Extracted data entries
+++
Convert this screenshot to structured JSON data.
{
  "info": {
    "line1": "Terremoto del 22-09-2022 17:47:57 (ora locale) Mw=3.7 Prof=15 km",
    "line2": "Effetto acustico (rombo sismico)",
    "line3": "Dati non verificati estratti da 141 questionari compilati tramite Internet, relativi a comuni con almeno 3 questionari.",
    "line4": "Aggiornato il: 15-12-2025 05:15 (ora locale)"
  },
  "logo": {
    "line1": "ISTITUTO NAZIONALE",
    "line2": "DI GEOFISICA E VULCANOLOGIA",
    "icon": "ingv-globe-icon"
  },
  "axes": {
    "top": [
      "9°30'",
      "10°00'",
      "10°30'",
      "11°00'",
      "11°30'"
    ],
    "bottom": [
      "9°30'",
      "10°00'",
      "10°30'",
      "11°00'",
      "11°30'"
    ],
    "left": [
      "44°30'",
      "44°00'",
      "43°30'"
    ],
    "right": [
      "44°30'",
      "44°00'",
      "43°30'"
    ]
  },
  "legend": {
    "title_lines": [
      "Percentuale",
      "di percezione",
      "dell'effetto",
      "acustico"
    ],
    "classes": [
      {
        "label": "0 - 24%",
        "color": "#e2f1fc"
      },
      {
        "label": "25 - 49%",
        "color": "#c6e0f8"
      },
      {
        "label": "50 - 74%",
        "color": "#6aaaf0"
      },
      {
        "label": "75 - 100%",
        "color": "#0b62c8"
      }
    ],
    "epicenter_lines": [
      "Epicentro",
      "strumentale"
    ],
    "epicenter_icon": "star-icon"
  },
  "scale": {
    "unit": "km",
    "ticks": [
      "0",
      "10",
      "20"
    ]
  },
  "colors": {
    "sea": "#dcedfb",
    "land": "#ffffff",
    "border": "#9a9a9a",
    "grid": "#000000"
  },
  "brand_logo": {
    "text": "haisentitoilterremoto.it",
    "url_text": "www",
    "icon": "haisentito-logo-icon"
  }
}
+++
What to work on: Repeat each record in full; every line must match exactly.

Finished exercise:
Convert this screenshot to structured JSON data.
{
  "info": {
    "line1": "Terremoto del 22-09-2022 17:47:57 (ora locale) Mw=3.7 Prof=15 km",
    "line2": "Effetto acustico (rombo sismico)",
    "line3": "Dati non verificati estratti da 141 questionari compilati tramite Internet, relativi a comuni con almeno 3 questionari.",
    "line4": "Aggiornato il: 15-12-2025 05:15 (ora locale)"
  },
  "logo": {
    "line1": "ISTITUTO NAZIONALE",
    "line2": "DI GEOFISICA E VULCANOLOGIA",
    "icon": "ingv-globe-icon"
  },
  "axes": {
    "top": [
      "9°30'",
      "10°00'",
      "10°30'",
      "11°00'",
      "11°30'"
    ],
    "bottom": [
      "9°30'",
      "10°00'",
      "10°30'",
      "11°00'",
      "11°30'"
    ],
    "left": [
      "44°30'",
      "44°00'",
      "43°30'"
    ],
    "right": [
      "44°30'",
      "44°00'",
      "43°30'"
    ]
  },
  "legend": {
    "title_lines": [
      "Percentuale",
      "di percezione",
      "dell'effetto",
      "acustico"
    ],
    "classes": [
      {
        "label": "0 - 24%",
        "color": "#e2f1fc"
      },
      {
        "label": "25 - 49%",
        "color": "#c6e0f8"
      },
      {
        "label": "50 - 74%",
        "color": "#6aaaf0"
      },
      {
        "label": "75 - 100%",
        "color": "#0b62c8"
      }
    ],
    "epicenter_lines": [
      "Epicentro",
      "strumentale"
    ],
    "epicenter_icon": "star-icon"
  },
  "scale": {
    "unit": "km",
    "ticks": [
      "0",
      "10",
      "20"
    ]
  },
  "colors": {
    "sea": "#dcedfb",
    "land": "#ffffff",
    "border": "#9a9a9a",
    "grid": "#000000"
  },
  "brand_logo": {
    "text": "haisentitoilterremoto.it",
    "url_text": "www",
    "icon": "haisentito-logo-icon"
  }
}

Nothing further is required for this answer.